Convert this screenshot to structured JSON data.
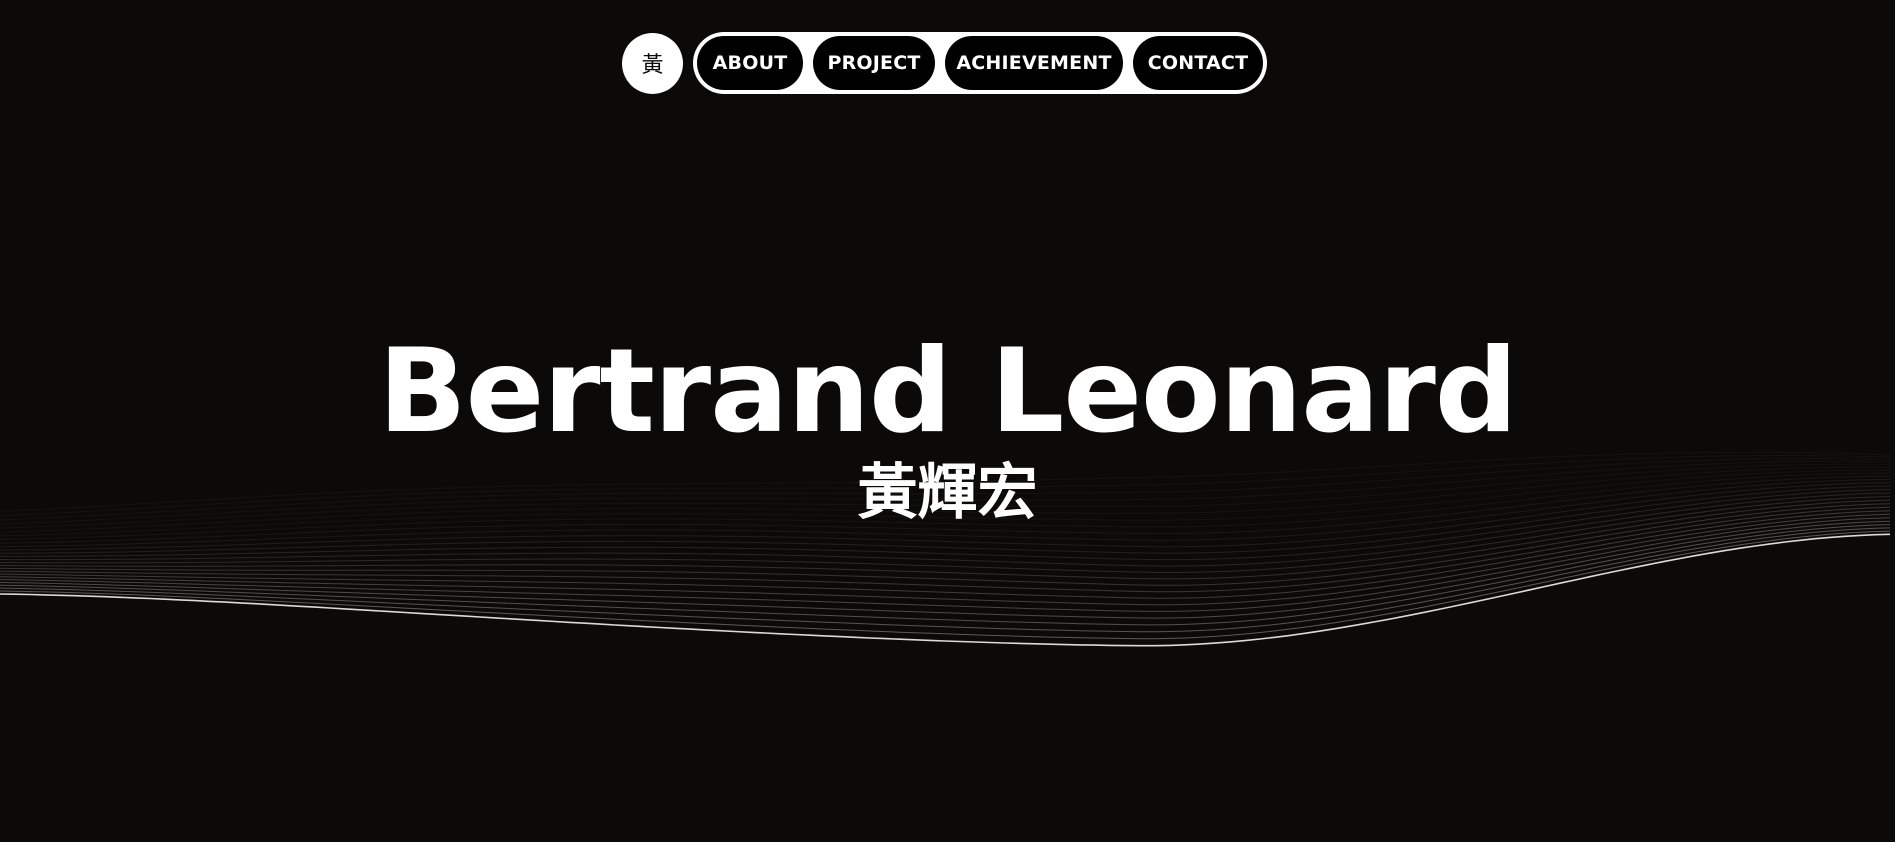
{
  "nav": {
    "logo_label": "黃",
    "items": [
      {
        "label": "ABOUT"
      },
      {
        "label": "PROJECT"
      },
      {
        "label": "ACHIEVEMENT"
      },
      {
        "label": "CONTACT"
      }
    ]
  },
  "hero": {
    "name": "Bertrand Leonard",
    "subname": "黃輝宏"
  },
  "colors": {
    "background": "#0b0a09",
    "foreground": "#ffffff",
    "nav_item_bg": "#000000"
  }
}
──────────────────────────────
● Problem requirements
Every line of the data should be copied as it stands, without the images.

● Result of this exercise
Convert this screenshot to structured JSON data.
{
  "nav": {
    "logo_label": "黃",
    "items": [
      {
        "label": "ABOUT"
      },
      {
        "label": "PROJECT"
      },
      {
        "label": "ACHIEVEMENT"
      },
      {
        "label": "CONTACT"
      }
    ]
  },
  "hero": {
    "name": "Bertrand Leonard",
    "subname": "黃輝宏"
  },
  "colors": {
    "background": "#0b0a09",
    "foreground": "#ffffff",
    "nav_item_bg": "#000000"
  }
}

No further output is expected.